Direction:
Extract every line of the records below and reproduce each one verbatim, keeping the original order.

%%

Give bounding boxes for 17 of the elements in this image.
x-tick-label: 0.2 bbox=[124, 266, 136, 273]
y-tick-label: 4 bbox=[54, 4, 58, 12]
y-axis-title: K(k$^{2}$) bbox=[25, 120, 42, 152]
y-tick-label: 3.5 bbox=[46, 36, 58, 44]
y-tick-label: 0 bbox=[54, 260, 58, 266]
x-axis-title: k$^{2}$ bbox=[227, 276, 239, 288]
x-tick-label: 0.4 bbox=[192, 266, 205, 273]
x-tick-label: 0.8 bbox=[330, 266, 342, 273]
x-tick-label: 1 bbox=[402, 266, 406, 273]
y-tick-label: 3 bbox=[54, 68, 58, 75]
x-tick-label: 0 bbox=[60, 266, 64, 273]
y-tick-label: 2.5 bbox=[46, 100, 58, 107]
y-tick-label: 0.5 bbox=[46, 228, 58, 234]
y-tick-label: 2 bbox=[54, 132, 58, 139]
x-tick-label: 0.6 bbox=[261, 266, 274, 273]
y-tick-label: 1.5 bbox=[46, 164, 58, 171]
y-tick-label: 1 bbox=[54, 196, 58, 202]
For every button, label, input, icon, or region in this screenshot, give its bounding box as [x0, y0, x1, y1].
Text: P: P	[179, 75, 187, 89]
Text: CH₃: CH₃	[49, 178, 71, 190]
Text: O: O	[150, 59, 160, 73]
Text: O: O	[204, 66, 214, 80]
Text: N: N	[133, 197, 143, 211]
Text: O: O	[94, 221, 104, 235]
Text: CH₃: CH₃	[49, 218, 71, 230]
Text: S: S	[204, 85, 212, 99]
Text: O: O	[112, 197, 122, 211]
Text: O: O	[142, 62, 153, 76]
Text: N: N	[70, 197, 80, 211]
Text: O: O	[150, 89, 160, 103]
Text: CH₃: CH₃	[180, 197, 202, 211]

%%

Exercise response:
Give bounding boxes for 17 of the elements in this image.
x-tick-label: 0.2 bbox=[124, 266, 136, 273]
y-tick-label: 4 bbox=[54, 4, 58, 12]
y-axis-title: K(k$^{2}$) bbox=[25, 120, 42, 152]
y-tick-label: 3.5 bbox=[46, 36, 58, 44]
y-tick-label: 0 bbox=[54, 260, 58, 266]
x-axis-title: k$^{2}$ bbox=[227, 276, 239, 288]
x-tick-label: 0.4 bbox=[192, 266, 205, 273]
x-tick-label: 0.8 bbox=[330, 266, 342, 273]
x-tick-label: 1 bbox=[402, 266, 406, 273]
y-tick-label: 3 bbox=[54, 68, 58, 75]
x-tick-label: 0 bbox=[60, 266, 64, 273]
y-tick-label: 2.5 bbox=[46, 100, 58, 107]
y-tick-label: 0.5 bbox=[46, 228, 58, 234]
y-tick-label: 2 bbox=[54, 132, 58, 139]
x-tick-label: 0.6 bbox=[261, 266, 274, 273]
y-tick-label: 1.5 bbox=[46, 164, 58, 171]
y-tick-label: 1 bbox=[54, 196, 58, 202]
For every button, label, input, icon, or region in this screenshot, give its bounding box as [x0, y0, x1, y1].
Text: P: P	[179, 75, 187, 89]
Text: CH₃: CH₃	[49, 178, 71, 190]
Text: O: O	[150, 59, 160, 73]
Text: O: O	[204, 66, 214, 80]
Text: N: N	[133, 197, 143, 211]
Text: O: O	[94, 221, 104, 235]
Text: CH₃: CH₃	[49, 218, 71, 230]
Text: S: S	[204, 85, 212, 99]
Text: O: O	[112, 197, 122, 211]
Text: O: O	[142, 62, 153, 76]
Text: N: N	[70, 197, 80, 211]
Text: O: O	[150, 89, 160, 103]
Text: CH₃: CH₃	[180, 197, 202, 211]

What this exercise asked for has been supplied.